§ **PROBLEM**
Count how many lines have the word "neděli" in them. Reply with that number by itself.

§ **DATA EXCERPTS**
"""

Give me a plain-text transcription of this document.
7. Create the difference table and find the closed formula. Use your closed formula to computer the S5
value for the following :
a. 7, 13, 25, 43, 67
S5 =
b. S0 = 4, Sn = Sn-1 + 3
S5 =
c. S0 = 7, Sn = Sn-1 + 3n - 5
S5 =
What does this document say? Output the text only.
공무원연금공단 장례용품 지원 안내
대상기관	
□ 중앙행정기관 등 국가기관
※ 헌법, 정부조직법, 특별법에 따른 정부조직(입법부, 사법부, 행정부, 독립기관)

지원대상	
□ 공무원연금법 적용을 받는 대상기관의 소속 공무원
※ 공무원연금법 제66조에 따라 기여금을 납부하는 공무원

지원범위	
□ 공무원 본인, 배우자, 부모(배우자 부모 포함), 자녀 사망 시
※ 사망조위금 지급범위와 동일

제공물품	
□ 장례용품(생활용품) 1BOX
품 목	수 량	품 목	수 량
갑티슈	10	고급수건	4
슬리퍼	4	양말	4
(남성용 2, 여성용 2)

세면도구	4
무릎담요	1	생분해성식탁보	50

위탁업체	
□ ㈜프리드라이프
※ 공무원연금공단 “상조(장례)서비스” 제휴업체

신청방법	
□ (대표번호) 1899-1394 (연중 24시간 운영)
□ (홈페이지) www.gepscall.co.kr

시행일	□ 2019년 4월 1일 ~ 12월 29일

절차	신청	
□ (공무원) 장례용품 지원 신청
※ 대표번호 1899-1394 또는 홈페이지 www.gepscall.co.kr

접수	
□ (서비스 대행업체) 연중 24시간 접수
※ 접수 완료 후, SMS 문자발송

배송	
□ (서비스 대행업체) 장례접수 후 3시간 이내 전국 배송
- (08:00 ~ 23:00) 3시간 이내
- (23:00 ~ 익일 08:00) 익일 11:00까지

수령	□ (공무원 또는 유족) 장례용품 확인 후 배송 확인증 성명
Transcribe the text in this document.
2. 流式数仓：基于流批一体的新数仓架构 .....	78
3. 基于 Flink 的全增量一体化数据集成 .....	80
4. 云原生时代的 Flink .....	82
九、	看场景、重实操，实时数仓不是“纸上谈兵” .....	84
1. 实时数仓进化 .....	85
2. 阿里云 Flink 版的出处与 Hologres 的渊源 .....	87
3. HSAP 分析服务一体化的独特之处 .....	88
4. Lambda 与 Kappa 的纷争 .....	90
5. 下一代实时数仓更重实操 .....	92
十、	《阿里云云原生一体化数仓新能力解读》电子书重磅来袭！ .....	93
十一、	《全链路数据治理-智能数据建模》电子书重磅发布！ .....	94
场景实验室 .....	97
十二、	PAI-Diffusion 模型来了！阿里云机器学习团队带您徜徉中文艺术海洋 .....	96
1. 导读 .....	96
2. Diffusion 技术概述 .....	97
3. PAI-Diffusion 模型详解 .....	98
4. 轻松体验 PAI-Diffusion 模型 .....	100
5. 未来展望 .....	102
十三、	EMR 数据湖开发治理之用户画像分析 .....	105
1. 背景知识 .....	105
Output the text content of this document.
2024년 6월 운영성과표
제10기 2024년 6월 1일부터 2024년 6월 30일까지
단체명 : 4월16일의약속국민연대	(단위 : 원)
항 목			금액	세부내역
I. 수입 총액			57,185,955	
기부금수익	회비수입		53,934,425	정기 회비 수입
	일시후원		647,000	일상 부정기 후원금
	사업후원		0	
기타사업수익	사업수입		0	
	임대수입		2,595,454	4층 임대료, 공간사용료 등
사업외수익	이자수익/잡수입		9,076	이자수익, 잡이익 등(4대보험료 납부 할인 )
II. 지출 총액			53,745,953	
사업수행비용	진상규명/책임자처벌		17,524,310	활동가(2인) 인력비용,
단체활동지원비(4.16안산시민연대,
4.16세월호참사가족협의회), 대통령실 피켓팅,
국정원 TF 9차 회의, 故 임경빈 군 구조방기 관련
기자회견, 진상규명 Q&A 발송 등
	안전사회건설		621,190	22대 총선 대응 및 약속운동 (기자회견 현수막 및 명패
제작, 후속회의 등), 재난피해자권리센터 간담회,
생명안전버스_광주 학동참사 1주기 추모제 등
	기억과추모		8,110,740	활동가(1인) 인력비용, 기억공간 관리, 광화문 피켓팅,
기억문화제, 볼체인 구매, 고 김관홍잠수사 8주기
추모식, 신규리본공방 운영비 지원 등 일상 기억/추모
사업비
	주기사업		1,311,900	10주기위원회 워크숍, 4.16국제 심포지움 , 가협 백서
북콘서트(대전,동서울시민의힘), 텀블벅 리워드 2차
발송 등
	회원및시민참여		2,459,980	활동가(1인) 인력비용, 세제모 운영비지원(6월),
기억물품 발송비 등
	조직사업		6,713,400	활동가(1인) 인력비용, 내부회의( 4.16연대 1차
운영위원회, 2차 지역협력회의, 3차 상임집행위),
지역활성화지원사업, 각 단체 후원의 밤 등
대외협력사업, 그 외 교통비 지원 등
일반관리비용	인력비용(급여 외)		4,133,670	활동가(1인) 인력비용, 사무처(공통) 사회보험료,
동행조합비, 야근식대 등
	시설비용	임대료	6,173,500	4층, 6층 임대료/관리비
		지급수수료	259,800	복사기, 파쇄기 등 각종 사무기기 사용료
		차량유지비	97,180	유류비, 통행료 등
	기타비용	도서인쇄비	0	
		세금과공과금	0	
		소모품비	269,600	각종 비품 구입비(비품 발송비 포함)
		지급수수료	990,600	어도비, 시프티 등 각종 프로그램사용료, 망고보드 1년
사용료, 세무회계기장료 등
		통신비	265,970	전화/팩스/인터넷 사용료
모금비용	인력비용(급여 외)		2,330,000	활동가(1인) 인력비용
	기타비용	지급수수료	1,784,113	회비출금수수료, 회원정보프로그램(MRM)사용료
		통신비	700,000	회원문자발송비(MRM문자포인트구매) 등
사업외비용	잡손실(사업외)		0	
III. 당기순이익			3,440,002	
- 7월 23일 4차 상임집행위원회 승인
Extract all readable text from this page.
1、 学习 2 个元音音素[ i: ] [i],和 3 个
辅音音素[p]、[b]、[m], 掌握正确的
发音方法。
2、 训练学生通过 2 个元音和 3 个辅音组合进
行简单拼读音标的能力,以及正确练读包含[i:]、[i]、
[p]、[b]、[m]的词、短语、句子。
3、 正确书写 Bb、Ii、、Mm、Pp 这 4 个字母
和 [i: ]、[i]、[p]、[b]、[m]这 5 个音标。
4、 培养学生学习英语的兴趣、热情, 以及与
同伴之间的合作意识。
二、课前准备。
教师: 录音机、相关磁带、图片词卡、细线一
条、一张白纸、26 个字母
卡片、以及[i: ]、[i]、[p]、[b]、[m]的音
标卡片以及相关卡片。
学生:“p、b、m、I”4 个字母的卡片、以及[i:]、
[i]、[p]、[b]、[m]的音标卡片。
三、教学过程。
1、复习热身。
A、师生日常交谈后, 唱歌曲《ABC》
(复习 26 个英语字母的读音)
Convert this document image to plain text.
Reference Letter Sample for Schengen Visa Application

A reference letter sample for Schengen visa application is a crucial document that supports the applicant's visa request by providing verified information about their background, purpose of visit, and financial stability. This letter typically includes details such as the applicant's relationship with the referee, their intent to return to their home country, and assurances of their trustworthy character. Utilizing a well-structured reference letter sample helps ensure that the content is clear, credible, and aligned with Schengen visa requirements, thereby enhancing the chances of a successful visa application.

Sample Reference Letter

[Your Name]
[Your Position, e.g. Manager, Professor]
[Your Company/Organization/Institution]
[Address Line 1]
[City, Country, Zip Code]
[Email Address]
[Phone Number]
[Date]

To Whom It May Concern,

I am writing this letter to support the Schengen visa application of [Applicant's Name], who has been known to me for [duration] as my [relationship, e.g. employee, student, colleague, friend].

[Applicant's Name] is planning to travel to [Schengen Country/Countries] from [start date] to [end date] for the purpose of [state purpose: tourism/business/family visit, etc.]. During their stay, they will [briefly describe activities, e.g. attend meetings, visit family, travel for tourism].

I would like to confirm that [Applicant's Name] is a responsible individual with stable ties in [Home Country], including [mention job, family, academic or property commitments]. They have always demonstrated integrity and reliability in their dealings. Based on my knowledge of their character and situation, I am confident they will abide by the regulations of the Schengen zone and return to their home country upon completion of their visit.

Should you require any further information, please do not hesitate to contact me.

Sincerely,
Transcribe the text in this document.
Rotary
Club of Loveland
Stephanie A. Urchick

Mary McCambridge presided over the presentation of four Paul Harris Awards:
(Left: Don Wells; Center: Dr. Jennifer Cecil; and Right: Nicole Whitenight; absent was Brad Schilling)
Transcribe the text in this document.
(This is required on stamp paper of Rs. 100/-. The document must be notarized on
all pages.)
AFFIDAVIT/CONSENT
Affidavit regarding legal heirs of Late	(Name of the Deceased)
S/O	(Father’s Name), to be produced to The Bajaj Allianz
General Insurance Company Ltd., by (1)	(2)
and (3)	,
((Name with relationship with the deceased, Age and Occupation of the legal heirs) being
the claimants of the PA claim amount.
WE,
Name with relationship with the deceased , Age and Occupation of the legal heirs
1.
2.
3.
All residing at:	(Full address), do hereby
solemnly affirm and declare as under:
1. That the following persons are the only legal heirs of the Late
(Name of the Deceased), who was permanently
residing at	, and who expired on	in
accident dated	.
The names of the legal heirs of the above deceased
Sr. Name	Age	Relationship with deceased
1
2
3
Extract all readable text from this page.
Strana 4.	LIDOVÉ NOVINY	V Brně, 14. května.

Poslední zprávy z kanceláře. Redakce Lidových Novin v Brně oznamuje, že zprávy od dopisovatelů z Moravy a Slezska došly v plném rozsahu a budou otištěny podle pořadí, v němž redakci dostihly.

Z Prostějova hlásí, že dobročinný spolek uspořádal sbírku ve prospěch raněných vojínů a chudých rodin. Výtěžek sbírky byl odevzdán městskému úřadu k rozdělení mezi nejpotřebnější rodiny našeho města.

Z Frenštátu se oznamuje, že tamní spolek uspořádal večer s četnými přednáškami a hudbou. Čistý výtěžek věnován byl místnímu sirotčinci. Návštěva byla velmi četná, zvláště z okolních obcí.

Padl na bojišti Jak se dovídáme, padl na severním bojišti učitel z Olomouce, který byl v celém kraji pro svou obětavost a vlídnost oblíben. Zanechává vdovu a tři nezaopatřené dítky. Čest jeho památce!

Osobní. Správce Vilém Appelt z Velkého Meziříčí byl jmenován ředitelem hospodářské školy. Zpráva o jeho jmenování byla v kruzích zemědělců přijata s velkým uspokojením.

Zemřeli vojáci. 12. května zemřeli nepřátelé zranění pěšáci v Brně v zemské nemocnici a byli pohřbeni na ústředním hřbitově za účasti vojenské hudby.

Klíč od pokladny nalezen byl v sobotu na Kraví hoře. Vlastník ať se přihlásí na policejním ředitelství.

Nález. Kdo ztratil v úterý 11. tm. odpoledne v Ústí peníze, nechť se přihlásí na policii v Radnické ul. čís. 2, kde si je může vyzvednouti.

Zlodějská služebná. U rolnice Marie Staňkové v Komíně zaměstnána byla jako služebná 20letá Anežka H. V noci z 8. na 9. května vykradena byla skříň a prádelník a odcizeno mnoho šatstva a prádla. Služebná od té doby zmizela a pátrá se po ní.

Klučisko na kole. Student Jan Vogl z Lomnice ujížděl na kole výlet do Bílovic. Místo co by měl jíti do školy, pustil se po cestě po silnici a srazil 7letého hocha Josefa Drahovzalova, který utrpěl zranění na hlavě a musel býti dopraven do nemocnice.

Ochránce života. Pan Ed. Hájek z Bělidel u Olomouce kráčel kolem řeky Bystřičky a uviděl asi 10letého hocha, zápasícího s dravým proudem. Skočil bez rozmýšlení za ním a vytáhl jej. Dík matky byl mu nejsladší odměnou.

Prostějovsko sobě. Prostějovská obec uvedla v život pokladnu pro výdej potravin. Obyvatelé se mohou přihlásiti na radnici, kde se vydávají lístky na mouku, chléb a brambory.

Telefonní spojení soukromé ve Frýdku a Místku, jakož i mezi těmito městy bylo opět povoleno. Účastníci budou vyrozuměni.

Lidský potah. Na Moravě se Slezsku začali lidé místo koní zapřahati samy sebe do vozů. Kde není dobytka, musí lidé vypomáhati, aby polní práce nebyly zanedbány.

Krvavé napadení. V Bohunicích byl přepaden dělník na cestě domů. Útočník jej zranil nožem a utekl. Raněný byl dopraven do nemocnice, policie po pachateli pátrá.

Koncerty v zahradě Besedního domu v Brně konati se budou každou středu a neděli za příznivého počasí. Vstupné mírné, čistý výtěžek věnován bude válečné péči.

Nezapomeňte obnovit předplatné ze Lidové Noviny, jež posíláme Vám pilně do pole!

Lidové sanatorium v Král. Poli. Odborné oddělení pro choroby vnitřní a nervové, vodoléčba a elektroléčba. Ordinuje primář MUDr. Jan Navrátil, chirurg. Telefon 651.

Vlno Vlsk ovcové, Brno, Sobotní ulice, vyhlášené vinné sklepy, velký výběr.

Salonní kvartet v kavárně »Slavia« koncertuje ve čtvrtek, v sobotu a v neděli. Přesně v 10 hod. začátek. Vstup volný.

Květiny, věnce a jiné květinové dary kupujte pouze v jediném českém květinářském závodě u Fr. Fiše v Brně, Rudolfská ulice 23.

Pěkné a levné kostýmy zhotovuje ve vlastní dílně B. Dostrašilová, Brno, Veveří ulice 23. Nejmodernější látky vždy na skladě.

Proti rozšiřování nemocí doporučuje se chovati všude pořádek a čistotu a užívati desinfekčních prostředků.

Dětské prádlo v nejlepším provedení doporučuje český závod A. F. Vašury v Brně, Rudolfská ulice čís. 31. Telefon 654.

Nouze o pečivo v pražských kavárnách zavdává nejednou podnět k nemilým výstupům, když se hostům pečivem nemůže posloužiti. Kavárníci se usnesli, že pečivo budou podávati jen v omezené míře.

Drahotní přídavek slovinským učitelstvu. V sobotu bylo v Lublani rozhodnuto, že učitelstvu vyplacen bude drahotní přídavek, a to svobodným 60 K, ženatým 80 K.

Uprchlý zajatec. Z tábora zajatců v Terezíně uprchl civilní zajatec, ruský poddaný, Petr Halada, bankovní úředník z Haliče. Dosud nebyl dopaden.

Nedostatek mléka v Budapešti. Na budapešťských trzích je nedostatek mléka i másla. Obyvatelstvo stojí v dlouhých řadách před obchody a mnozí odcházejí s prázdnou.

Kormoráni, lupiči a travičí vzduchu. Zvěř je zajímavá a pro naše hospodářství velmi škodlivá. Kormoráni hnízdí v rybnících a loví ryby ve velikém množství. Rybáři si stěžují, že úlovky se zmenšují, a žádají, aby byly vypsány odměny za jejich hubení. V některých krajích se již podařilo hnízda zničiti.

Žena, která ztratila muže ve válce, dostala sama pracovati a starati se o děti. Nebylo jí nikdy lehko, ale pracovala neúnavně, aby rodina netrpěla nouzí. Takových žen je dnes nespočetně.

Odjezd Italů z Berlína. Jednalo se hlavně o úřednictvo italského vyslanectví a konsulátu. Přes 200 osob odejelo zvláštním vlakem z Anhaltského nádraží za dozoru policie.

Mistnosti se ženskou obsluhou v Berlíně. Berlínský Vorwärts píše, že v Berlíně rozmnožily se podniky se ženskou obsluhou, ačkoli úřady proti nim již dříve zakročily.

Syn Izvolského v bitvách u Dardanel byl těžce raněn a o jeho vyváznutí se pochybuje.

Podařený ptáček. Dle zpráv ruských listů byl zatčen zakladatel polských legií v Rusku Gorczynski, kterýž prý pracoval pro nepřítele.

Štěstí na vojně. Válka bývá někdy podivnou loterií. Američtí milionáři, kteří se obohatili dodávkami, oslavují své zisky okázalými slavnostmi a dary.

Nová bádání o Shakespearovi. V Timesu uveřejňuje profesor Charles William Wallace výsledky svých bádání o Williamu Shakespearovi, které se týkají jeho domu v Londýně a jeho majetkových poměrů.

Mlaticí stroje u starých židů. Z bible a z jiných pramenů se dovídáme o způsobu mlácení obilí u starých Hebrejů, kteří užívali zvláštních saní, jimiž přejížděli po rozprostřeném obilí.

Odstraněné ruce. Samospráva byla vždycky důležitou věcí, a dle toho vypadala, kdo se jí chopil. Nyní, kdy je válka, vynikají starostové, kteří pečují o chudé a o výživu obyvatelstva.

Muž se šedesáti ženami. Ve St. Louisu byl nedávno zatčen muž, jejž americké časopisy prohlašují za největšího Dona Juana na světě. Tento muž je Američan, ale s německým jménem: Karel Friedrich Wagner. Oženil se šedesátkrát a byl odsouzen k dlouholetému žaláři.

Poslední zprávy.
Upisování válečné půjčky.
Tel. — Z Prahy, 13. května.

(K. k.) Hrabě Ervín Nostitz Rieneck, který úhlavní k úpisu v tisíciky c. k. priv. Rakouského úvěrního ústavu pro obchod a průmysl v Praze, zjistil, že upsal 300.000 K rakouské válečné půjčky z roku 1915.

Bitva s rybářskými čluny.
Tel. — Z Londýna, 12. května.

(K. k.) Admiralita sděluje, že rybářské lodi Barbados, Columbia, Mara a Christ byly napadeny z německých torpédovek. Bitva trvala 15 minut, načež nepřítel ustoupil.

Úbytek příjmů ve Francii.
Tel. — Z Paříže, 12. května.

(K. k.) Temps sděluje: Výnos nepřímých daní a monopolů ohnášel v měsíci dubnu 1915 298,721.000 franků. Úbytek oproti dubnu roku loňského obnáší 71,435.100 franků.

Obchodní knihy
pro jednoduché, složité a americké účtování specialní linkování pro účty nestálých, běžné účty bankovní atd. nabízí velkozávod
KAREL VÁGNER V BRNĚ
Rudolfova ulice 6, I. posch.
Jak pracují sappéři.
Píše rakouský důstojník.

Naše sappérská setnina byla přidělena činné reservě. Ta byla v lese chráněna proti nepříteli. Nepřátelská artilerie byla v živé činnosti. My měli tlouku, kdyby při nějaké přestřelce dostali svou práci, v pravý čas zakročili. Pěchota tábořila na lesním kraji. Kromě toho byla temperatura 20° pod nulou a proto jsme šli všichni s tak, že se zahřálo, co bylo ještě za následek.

"""

§ **CORRECT OUTPUT**
2